→ MATERIAL FOR THIS TASK:
------------------------------------------------------------------------

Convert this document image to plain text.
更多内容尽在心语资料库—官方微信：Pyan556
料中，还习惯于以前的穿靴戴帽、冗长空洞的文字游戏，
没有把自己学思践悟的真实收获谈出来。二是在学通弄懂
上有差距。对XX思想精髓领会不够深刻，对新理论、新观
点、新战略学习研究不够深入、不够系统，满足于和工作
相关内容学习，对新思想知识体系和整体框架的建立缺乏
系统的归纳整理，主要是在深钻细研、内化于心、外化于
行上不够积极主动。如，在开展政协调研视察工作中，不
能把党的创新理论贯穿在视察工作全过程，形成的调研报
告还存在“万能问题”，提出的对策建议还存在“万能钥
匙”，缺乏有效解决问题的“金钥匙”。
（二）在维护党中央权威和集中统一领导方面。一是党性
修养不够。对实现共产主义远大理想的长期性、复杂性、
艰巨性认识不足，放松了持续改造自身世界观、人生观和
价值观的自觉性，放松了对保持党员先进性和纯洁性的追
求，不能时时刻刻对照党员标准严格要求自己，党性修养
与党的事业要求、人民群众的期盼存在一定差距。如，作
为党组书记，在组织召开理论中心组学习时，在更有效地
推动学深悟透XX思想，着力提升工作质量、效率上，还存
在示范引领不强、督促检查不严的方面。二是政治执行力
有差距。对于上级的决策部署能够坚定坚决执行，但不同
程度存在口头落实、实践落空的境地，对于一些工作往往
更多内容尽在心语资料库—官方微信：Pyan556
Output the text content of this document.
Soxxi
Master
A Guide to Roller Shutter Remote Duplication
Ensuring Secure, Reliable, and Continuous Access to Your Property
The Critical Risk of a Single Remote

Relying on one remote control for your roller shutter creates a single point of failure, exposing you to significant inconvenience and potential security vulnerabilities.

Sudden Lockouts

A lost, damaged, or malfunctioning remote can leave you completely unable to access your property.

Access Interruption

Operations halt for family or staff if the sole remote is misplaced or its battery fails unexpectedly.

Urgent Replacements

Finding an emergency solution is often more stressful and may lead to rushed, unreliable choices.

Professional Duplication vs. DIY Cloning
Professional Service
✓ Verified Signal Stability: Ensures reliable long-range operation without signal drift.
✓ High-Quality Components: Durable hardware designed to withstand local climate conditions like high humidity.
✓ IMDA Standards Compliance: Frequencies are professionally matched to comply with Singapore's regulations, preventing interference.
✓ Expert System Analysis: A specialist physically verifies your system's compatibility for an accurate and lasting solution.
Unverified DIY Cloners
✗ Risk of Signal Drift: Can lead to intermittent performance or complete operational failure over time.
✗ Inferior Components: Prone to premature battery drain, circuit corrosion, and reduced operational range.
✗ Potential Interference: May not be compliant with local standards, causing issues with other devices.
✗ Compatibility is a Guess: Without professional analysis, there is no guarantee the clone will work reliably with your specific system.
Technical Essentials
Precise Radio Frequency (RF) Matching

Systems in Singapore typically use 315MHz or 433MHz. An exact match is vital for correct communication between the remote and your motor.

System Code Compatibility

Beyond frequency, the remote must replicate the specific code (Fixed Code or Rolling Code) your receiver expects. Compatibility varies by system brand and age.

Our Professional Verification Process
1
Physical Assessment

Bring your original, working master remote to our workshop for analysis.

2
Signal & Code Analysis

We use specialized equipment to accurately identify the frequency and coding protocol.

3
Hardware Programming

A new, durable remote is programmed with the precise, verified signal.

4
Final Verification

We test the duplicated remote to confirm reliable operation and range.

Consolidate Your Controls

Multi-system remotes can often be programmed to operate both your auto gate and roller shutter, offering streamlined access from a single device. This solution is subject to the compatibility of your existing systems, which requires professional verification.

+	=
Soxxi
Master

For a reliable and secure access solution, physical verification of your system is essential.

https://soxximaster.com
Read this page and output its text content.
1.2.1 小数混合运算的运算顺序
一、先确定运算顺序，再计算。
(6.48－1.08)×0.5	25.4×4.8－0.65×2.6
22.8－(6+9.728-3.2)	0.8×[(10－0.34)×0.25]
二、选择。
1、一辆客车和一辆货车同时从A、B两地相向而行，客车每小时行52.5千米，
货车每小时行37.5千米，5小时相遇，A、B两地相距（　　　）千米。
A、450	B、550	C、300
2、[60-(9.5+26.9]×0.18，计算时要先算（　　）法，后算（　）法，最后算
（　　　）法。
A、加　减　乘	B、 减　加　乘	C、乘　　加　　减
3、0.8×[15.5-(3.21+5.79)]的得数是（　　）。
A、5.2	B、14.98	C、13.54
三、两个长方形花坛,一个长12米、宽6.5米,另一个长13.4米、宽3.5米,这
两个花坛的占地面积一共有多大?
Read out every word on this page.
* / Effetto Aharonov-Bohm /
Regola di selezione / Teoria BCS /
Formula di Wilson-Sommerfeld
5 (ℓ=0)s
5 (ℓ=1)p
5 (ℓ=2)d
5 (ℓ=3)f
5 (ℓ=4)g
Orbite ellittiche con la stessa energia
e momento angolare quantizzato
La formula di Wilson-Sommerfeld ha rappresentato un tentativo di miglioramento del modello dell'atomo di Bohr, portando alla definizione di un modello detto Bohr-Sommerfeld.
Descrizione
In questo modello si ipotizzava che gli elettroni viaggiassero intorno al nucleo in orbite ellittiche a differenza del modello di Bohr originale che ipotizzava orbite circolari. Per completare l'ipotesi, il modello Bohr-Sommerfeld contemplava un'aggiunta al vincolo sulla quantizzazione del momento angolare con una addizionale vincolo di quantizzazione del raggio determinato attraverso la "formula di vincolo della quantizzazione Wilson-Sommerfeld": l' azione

------------------------------------------------------------------------

→ STATED EXERCISE:
Extract all the material, leaving every line as it is.

→ COMPLETE OUTPUT:
Convert this document image to plain text.
更多内容尽在心语资料库—官方微信：Pyan556
料中，还习惯于以前的穿靴戴帽、冗长空洞的文字游戏，
没有把自己学思践悟的真实收获谈出来。二是在学通弄懂
上有差距。对XX思想精髓领会不够深刻，对新理论、新观
点、新战略学习研究不够深入、不够系统，满足于和工作
相关内容学习，对新思想知识体系和整体框架的建立缺乏
系统的归纳整理，主要是在深钻细研、内化于心、外化于
行上不够积极主动。如，在开展政协调研视察工作中，不
能把党的创新理论贯穿在视察工作全过程，形成的调研报
告还存在“万能问题”，提出的对策建议还存在“万能钥
匙”，缺乏有效解决问题的“金钥匙”。
（二）在维护党中央权威和集中统一领导方面。一是党性
修养不够。对实现共产主义远大理想的长期性、复杂性、
艰巨性认识不足，放松了持续改造自身世界观、人生观和
价值观的自觉性，放松了对保持党员先进性和纯洁性的追
求，不能时时刻刻对照党员标准严格要求自己，党性修养
与党的事业要求、人民群众的期盼存在一定差距。如，作
为党组书记，在组织召开理论中心组学习时，在更有效地
推动学深悟透XX思想，着力提升工作质量、效率上，还存
在示范引领不强、督促检查不严的方面。二是政治执行力
有差距。对于上级的决策部署能够坚定坚决执行，但不同
程度存在口头落实、实践落空的境地，对于一些工作往往
更多内容尽在心语资料库—官方微信：Pyan556
Output the text content of this document.
Soxxi
Master
A Guide to Roller Shutter Remote Duplication
Ensuring Secure, Reliable, and Continuous Access to Your Property
The Critical Risk of a Single Remote

Relying on one remote control for your roller shutter creates a single point of failure, exposing you to significant inconvenience and potential security vulnerabilities.

Sudden Lockouts

A lost, damaged, or malfunctioning remote can leave you completely unable to access your property.

Access Interruption

Operations halt for family or staff if the sole remote is misplaced or its battery fails unexpectedly.

Urgent Replacements

Finding an emergency solution is often more stressful and may lead to rushed, unreliable choices.

Professional Duplication vs. DIY Cloning
Professional Service
✓ Verified Signal Stability: Ensures reliable long-range operation without signal drift.
✓ High-Quality Components: Durable hardware designed to withstand local climate conditions like high humidity.
✓ IMDA Standards Compliance: Frequencies are professionally matched to comply with Singapore's regulations, preventing interference.
✓ Expert System Analysis: A specialist physically verifies your system's compatibility for an accurate and lasting solution.
Unverified DIY Cloners
✗ Risk of Signal Drift: Can lead to intermittent performance or complete operational failure over time.
✗ Inferior Components: Prone to premature battery drain, circuit corrosion, and reduced operational range.
✗ Potential Interference: May not be compliant with local standards, causing issues with other devices.
✗ Compatibility is a Guess: Without professional analysis, there is no guarantee the clone will work reliably with your specific system.
Technical Essentials
Precise Radio Frequency (RF) Matching

Systems in Singapore typically use 315MHz or 433MHz. An exact match is vital for correct communication between the remote and your motor.

System Code Compatibility

Beyond frequency, the remote must replicate the specific code (Fixed Code or Rolling Code) your receiver expects. Compatibility varies by system brand and age.

Our Professional Verification Process
1
Physical Assessment

Bring your original, working master remote to our workshop for analysis.

2
Signal & Code Analysis

We use specialized equipment to accurately identify the frequency and coding protocol.

3
Hardware Programming

A new, durable remote is programmed with the precise, verified signal.

4
Final Verification

We test the duplicated remote to confirm reliable operation and range.

Consolidate Your Controls

Multi-system remotes can often be programmed to operate both your auto gate and roller shutter, offering streamlined access from a single device. This solution is subject to the compatibility of your existing systems, which requires professional verification.

+	=
Soxxi
Master

For a reliable and secure access solution, physical verification of your system is essential.

https://soxximaster.com
Read this page and output its text content.
1.2.1 小数混合运算的运算顺序
一、先确定运算顺序，再计算。
(6.48－1.08)×0.5	25.4×4.8－0.65×2.6
22.8－(6+9.728-3.2)	0.8×[(10－0.34)×0.25]
二、选择。
1、一辆客车和一辆货车同时从A、B两地相向而行，客车每小时行52.5千米，
货车每小时行37.5千米，5小时相遇，A、B两地相距（　　　）千米。
A、450	B、550	C、300
2、[60-(9.5+26.9]×0.18，计算时要先算（　　）法，后算（　）法，最后算
（　　　）法。
A、加　减　乘	B、 减　加　乘	C、乘　　加　　减
3、0.8×[15.5-(3.21+5.79)]的得数是（　　）。
A、5.2	B、14.98	C、13.54
三、两个长方形花坛,一个长12米、宽6.5米,另一个长13.4米、宽3.5米,这
两个花坛的占地面积一共有多大?
Read out every word on this page.
* / Effetto Aharonov-Bohm /
Regola di selezione / Teoria BCS /
Formula di Wilson-Sommerfeld
5 (ℓ=0)s
5 (ℓ=1)p
5 (ℓ=2)d
5 (ℓ=3)f
5 (ℓ=4)g
Orbite ellittiche con la stessa energia
e momento angolare quantizzato
La formula di Wilson-Sommerfeld ha rappresentato un tentativo di miglioramento del modello dell'atomo di Bohr, portando alla definizione di un modello detto Bohr-Sommerfeld.
Descrizione
In questo modello si ipotizzava che gli elettroni viaggiassero intorno al nucleo in orbite ellittiche a differenza del modello di Bohr originale che ipotizzava orbite circolari. Per completare l'ipotesi, il modello Bohr-Sommerfeld contemplava un'aggiunta al vincolo sulla quantizzazione del momento angolare con una addizionale vincolo di quantizzazione del raggio determinato attraverso la "formula di vincolo della quantizzazione Wilson-Sommerfeld": l' azione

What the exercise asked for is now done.